To do: Print every record below exactly as written.

Source records:
========

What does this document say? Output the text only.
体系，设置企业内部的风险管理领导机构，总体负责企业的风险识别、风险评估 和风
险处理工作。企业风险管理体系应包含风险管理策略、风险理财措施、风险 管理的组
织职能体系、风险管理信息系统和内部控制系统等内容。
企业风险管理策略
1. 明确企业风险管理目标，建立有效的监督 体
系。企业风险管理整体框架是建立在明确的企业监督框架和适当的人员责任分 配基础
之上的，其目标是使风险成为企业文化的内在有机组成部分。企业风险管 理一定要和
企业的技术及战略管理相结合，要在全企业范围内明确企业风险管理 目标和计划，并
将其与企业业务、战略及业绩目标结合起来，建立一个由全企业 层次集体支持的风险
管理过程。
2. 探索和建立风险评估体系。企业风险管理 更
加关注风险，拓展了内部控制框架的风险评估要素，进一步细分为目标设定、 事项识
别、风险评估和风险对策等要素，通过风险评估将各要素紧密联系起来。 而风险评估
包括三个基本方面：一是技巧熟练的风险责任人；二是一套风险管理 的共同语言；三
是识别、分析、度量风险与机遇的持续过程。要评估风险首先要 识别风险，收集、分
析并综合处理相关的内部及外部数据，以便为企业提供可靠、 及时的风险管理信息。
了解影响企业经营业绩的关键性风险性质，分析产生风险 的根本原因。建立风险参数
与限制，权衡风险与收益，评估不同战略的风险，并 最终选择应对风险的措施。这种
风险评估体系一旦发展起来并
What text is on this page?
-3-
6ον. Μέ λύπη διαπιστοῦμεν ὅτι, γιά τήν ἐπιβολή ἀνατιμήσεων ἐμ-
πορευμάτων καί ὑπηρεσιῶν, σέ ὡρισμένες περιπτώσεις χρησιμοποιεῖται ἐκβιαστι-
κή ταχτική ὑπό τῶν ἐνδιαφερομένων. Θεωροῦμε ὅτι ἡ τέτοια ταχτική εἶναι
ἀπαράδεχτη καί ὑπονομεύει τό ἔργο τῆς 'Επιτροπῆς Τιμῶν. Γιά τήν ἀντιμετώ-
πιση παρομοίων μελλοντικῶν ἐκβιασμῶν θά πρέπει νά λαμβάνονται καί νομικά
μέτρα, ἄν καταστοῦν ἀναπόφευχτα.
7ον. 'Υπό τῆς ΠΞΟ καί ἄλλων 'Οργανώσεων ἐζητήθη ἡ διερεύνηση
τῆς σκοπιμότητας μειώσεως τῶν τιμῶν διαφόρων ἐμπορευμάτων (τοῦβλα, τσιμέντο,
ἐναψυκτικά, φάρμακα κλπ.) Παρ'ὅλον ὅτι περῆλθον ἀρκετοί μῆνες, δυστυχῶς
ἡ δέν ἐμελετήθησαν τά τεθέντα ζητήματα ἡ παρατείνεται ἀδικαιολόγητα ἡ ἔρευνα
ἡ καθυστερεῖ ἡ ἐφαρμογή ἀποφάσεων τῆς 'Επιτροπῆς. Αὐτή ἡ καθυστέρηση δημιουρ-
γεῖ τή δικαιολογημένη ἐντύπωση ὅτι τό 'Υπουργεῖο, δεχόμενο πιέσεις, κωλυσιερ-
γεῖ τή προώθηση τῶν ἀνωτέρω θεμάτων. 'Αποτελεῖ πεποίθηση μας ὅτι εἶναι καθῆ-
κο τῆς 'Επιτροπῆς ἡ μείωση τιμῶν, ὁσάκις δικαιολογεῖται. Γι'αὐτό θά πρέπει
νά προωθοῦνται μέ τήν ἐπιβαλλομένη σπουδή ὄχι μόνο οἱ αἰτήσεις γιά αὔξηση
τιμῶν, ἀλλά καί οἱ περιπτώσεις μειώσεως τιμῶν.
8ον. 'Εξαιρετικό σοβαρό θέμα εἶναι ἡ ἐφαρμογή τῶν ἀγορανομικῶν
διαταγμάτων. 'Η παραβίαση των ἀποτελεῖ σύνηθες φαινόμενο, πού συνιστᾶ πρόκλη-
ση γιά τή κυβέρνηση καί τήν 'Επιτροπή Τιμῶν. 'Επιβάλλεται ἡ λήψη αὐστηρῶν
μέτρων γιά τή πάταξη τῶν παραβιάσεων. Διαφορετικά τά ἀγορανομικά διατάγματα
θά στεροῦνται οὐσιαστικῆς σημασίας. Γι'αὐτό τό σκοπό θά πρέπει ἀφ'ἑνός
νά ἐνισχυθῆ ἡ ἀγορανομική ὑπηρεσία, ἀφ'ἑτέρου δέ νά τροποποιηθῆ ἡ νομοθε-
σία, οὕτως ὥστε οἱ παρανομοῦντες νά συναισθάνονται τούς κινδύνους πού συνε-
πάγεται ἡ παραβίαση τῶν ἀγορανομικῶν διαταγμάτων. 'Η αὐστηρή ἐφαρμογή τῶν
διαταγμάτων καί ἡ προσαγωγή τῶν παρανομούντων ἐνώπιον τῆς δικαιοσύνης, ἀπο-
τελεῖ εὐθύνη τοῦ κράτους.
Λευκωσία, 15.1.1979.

========

Problem solution:
What does this document say? Output the text only.
体系，设置企业内部的风险管理领导机构，总体负责企业的风险识别、风险评估 和风
险处理工作。企业风险管理体系应包含风险管理策略、风险理财措施、风险 管理的组
织职能体系、风险管理信息系统和内部控制系统等内容。
企业风险管理策略
1. 明确企业风险管理目标，建立有效的监督 体
系。企业风险管理整体框架是建立在明确的企业监督框架和适当的人员责任分 配基础
之上的，其目标是使风险成为企业文化的内在有机组成部分。企业风险管 理一定要和
企业的技术及战略管理相结合，要在全企业范围内明确企业风险管理 目标和计划，并
将其与企业业务、战略及业绩目标结合起来，建立一个由全企业 层次集体支持的风险
管理过程。
2. 探索和建立风险评估体系。企业风险管理 更
加关注风险，拓展了内部控制框架的风险评估要素，进一步细分为目标设定、 事项识
别、风险评估和风险对策等要素，通过风险评估将各要素紧密联系起来。 而风险评估
包括三个基本方面：一是技巧熟练的风险责任人；二是一套风险管理 的共同语言；三
是识别、分析、度量风险与机遇的持续过程。要评估风险首先要 识别风险，收集、分
析并综合处理相关的内部及外部数据，以便为企业提供可靠、 及时的风险管理信息。
了解影响企业经营业绩的关键性风险性质，分析产生风险 的根本原因。建立风险参数
与限制，权衡风险与收益，评估不同战略的风险，并 最终选择应对风险的措施。这种
风险评估体系一旦发展起来并
What text is on this page?
-3-
6ον. Μέ λύπη διαπιστοῦμεν ὅτι, γιά τήν ἐπιβολή ἀνατιμήσεων ἐμ-
πορευμάτων καί ὑπηρεσιῶν, σέ ὡρισμένες περιπτώσεις χρησιμοποιεῖται ἐκβιαστι-
κή ταχτική ὑπό τῶν ἐνδιαφερομένων. Θεωροῦμε ὅτι ἡ τέτοια ταχτική εἶναι
ἀπαράδεχτη καί ὑπονομεύει τό ἔργο τῆς 'Επιτροπῆς Τιμῶν. Γιά τήν ἀντιμετώ-
πιση παρομοίων μελλοντικῶν ἐκβιασμῶν θά πρέπει νά λαμβάνονται καί νομικά
μέτρα, ἄν καταστοῦν ἀναπόφευχτα.
7ον. 'Υπό τῆς ΠΞΟ καί ἄλλων 'Οργανώσεων ἐζητήθη ἡ διερεύνηση
τῆς σκοπιμότητας μειώσεως τῶν τιμῶν διαφόρων ἐμπορευμάτων (τοῦβλα, τσιμέντο,
ἐναψυκτικά, φάρμακα κλπ.) Παρ'ὅλον ὅτι περῆλθον ἀρκετοί μῆνες, δυστυχῶς
ἡ δέν ἐμελετήθησαν τά τεθέντα ζητήματα ἡ παρατείνεται ἀδικαιολόγητα ἡ ἔρευνα
ἡ καθυστερεῖ ἡ ἐφαρμογή ἀποφάσεων τῆς 'Επιτροπῆς. Αὐτή ἡ καθυστέρηση δημιουρ-
γεῖ τή δικαιολογημένη ἐντύπωση ὅτι τό 'Υπουργεῖο, δεχόμενο πιέσεις, κωλυσιερ-
γεῖ τή προώθηση τῶν ἀνωτέρω θεμάτων. 'Αποτελεῖ πεποίθηση μας ὅτι εἶναι καθῆ-
κο τῆς 'Επιτροπῆς ἡ μείωση τιμῶν, ὁσάκις δικαιολογεῖται. Γι'αὐτό θά πρέπει
νά προωθοῦνται μέ τήν ἐπιβαλλομένη σπουδή ὄχι μόνο οἱ αἰτήσεις γιά αὔξηση
τιμῶν, ἀλλά καί οἱ περιπτώσεις μειώσεως τιμῶν.
8ον. 'Εξαιρετικό σοβαρό θέμα εἶναι ἡ ἐφαρμογή τῶν ἀγορανομικῶν
διαταγμάτων. 'Η παραβίαση των ἀποτελεῖ σύνηθες φαινόμενο, πού συνιστᾶ πρόκλη-
ση γιά τή κυβέρνηση καί τήν 'Επιτροπή Τιμῶν. 'Επιβάλλεται ἡ λήψη αὐστηρῶν
μέτρων γιά τή πάταξη τῶν παραβιάσεων. Διαφορετικά τά ἀγορανομικά διατάγματα
θά στεροῦνται οὐσιαστικῆς σημασίας. Γι'αὐτό τό σκοπό θά πρέπει ἀφ'ἑνός
νά ἐνισχυθῆ ἡ ἀγορανομική ὑπηρεσία, ἀφ'ἑτέρου δέ νά τροποποιηθῆ ἡ νομοθε-
σία, οὕτως ὥστε οἱ παρανομοῦντες νά συναισθάνονται τούς κινδύνους πού συνε-
πάγεται ἡ παραβίαση τῶν ἀγορανομικῶν διαταγμάτων. 'Η αὐστηρή ἐφαρμογή τῶν
διαταγμάτων καί ἡ προσαγωγή τῶν παρανομούντων ἐνώπιον τῆς δικαιοσύνης, ἀπο-
τελεῖ εὐθύνη τοῦ κράτους.
Λευκωσία, 15.1.1979.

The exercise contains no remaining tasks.